## WHAT IS ASKED
Where the word "data" occurs in a line, return that line.

※ ※ ※

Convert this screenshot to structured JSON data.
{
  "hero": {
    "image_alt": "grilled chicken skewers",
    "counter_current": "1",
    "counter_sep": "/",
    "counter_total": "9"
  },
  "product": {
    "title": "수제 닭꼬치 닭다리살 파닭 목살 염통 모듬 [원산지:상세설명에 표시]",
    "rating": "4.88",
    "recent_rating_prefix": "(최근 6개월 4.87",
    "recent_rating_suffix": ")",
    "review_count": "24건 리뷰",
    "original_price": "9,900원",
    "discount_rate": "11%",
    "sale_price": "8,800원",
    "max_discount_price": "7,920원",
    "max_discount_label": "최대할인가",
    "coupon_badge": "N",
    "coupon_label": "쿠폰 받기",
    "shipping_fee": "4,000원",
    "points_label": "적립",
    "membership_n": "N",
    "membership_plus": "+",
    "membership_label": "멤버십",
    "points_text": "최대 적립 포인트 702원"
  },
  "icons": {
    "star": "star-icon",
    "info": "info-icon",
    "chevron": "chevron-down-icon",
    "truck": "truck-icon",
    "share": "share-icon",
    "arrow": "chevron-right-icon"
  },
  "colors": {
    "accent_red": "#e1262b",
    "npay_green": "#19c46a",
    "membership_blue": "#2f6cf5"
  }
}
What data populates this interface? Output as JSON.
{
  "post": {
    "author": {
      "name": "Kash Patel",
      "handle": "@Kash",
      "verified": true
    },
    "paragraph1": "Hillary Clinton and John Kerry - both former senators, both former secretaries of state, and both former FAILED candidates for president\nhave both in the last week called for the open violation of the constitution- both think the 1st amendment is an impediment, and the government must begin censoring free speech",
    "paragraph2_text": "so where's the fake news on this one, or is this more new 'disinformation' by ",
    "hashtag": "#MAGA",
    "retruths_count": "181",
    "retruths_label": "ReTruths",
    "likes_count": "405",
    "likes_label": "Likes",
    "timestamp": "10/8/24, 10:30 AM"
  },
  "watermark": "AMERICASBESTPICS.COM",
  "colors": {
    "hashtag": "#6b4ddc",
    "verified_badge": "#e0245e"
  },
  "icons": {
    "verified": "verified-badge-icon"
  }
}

※ ※ ※

## PROBLEM SOLUTION
Convert this screenshot to structured JSON data.
What data populates this interface? Output as JSON.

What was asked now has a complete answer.